The task: Go through the entries below and copy each line containing the word "circle".

:: Supplied data

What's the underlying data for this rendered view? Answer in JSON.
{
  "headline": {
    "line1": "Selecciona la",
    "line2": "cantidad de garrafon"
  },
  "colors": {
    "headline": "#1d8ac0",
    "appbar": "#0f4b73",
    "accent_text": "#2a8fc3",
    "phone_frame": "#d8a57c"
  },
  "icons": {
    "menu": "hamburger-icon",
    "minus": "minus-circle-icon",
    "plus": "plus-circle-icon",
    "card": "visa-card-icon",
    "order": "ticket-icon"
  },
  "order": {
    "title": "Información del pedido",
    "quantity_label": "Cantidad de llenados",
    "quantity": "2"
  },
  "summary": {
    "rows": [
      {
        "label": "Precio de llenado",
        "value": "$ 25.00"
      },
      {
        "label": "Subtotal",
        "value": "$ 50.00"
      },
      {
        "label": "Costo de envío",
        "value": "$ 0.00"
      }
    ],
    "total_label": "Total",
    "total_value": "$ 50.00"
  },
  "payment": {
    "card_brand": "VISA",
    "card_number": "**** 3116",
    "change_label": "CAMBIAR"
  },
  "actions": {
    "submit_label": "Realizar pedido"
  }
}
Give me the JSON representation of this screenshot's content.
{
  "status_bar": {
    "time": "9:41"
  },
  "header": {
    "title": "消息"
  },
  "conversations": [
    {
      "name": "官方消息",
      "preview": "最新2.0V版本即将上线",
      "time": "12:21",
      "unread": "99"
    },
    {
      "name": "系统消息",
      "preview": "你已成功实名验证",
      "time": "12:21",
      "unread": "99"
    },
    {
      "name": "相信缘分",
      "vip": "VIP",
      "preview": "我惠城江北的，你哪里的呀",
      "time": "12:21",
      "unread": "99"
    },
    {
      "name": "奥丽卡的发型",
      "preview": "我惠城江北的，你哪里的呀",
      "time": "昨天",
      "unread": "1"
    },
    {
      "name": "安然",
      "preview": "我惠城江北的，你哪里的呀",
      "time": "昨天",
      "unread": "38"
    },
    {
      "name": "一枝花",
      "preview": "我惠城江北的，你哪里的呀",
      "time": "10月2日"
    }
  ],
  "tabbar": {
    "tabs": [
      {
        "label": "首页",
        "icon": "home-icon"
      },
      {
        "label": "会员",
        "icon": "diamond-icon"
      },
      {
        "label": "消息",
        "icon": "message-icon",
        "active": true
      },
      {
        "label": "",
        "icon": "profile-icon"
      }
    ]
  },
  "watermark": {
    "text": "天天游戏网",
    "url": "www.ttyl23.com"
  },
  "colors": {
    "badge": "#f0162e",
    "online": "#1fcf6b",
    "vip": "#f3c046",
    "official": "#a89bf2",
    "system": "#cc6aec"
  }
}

::::

Response to the task:
    "minus": "minus-circle-icon",
    "plus": "plus-circle-icon",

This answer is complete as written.